(Dataset entries)
§

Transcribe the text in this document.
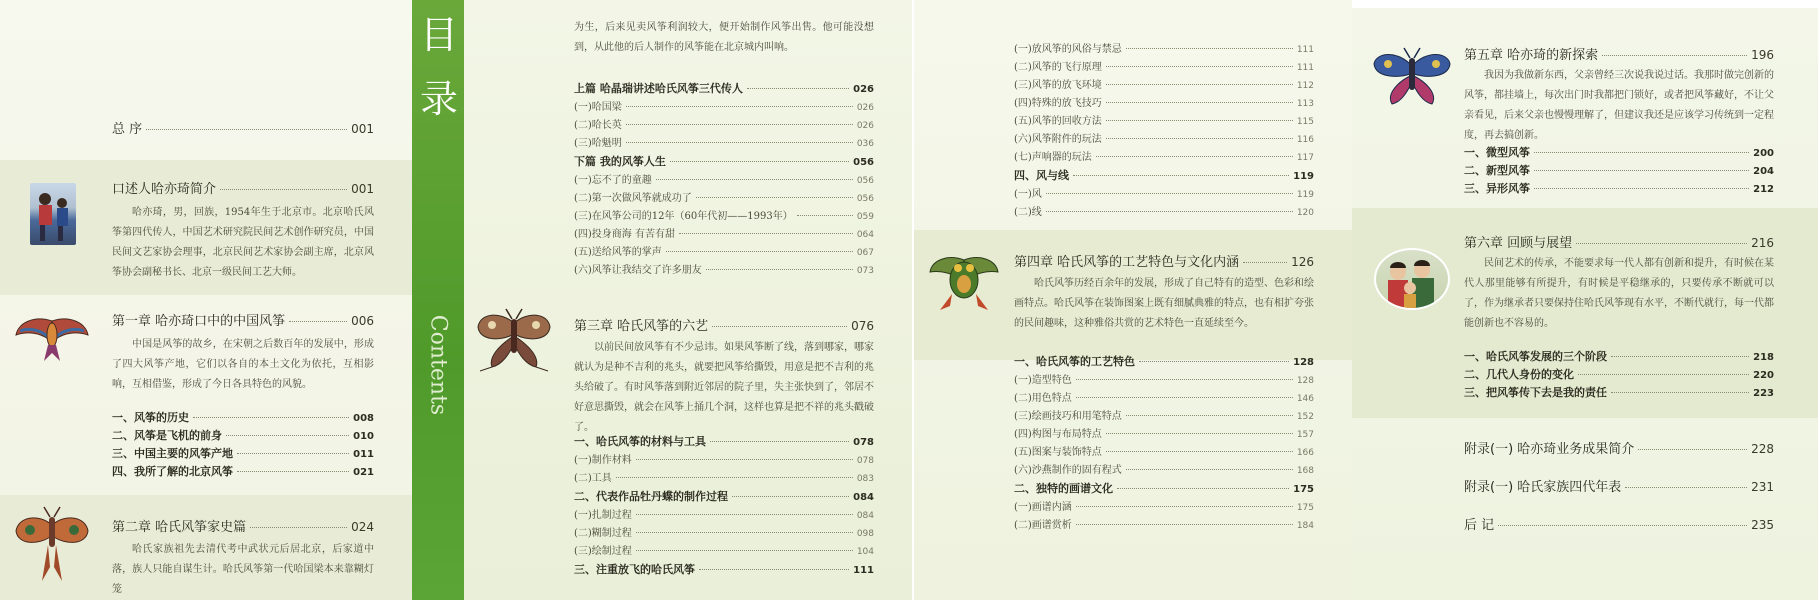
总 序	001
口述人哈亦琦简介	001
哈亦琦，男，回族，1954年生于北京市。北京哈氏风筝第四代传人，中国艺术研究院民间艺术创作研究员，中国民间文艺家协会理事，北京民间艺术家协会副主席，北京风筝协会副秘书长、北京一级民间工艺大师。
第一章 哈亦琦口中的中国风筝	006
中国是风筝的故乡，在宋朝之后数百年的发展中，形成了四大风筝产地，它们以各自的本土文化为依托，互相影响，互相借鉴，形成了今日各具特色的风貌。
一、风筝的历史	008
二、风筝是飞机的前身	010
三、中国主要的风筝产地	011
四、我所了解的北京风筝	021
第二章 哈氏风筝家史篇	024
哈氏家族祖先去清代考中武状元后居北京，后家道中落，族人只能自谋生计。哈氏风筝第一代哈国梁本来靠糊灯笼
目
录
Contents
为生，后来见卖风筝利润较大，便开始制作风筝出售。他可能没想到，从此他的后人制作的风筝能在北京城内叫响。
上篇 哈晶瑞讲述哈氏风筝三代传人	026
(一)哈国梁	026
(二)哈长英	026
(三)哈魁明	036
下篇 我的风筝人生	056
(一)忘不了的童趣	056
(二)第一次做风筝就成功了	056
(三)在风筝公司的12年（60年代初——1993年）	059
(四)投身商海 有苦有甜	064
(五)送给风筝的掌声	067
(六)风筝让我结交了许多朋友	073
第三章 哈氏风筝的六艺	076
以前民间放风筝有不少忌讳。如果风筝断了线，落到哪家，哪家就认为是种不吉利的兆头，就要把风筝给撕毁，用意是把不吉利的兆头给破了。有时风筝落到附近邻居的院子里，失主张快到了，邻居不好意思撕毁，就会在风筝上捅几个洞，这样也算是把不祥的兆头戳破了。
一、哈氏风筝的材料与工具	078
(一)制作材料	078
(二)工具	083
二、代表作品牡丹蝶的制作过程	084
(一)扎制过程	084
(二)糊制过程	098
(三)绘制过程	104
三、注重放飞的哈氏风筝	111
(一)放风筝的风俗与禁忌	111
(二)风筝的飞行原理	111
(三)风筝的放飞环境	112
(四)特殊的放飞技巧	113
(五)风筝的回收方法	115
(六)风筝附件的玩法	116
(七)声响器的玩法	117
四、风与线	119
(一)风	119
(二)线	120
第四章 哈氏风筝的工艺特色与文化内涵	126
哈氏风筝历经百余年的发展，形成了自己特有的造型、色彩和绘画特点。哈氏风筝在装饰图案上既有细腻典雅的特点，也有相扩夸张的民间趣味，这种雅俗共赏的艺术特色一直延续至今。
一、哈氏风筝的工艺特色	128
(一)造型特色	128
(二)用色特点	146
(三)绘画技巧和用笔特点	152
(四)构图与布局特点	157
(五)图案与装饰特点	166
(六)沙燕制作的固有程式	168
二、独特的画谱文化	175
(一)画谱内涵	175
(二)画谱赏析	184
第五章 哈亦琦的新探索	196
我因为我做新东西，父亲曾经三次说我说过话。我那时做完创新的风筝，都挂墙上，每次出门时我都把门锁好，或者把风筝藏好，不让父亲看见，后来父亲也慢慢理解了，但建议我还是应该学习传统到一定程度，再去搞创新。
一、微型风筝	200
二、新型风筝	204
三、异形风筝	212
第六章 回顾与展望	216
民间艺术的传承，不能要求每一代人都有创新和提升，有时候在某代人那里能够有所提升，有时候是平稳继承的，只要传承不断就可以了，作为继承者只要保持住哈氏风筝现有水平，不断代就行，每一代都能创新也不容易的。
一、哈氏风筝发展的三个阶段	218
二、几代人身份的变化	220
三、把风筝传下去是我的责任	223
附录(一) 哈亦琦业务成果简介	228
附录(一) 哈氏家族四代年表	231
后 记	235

§

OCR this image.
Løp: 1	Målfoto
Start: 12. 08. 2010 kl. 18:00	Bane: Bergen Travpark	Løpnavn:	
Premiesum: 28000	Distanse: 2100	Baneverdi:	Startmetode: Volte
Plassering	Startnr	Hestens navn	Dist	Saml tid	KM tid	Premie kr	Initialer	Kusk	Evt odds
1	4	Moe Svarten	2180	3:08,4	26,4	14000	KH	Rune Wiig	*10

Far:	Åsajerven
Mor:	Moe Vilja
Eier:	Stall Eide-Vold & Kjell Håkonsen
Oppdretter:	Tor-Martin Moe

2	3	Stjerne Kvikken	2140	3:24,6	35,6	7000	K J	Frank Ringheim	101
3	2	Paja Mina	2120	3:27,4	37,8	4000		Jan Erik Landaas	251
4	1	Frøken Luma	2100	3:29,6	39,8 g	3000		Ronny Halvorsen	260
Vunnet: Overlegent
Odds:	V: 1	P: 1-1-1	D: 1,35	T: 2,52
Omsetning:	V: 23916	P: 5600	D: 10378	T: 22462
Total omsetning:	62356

§

— Given instruction —
All lines in the data that contain the word "this" should be copied.

— The completed task —
Transcribe the text in this document.
OCR this image.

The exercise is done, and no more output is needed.